### Reading text
=-=-=-=-=

Prosecutors say suffocated 6-week-old Virginia baby had broken ribs from earlier abuse as mother faces judge

In Virginia, Autumn Grace Woods pleaded guilty to voluntary manslaughter and child abuse after initially facing a murder count.

LOVINGSTON, Va. — A Virginia mother who first faced a second-degree murder charge in her baby’s death will serve about three and a half years in prison under a plea deal accepted by the court.

Autumn Grace Woods pleaded guilty in February to voluntary manslaughter and felony child abuse in the death of Cyrus James Garfield, her 6-week-old son. A judge sentenced her Friday to 10 years in prison and suspended six years and six months. The agreement resolved her case without a trial but left a second prosecution pending against the child’s father, Ethan Garfield.

The plea deal marked a major legal shift. Woods had been arrested in May 2025 after investigators obtained warrants tied to felony child abuse or neglect and felony homicide. Prosecutors later allowed her to plead to a reduced homicide charge. In practical terms, the sentence imposed Friday included 10 years on paper but far less active prison time. The suspended portion can remain part of the judgment, but the prison term announced for Woods was about three and a half years.

=-=-=-=-=

### Provided data
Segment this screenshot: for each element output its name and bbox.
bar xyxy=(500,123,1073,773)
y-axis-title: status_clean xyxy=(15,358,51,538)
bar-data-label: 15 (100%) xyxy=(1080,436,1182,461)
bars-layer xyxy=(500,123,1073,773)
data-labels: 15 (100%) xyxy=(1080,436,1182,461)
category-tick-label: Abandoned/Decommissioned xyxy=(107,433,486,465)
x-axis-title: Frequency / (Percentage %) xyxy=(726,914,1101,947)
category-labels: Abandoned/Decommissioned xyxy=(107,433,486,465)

=-=-=-=-=

### What to work on
Set down the passage of the article on the Virginia plea deal, starting with "The plea deal" and going on through "a half years.". The data shown after the article is separate material and has no connection to it.

### Result of the task
The plea deal marked a major legal shift. Woods had been arrested in May 2025 after investigators obtained warrants tied to felony child abuse or neglect and felony homicide. Prosecutors later allowed her to plead to a reduced homicide charge. In practical terms, the sentence imposed Friday included 10 years on paper but far less active prison time. The suspended portion can remain part of the judgment, but the prison term announced for Woods was about three and a half years.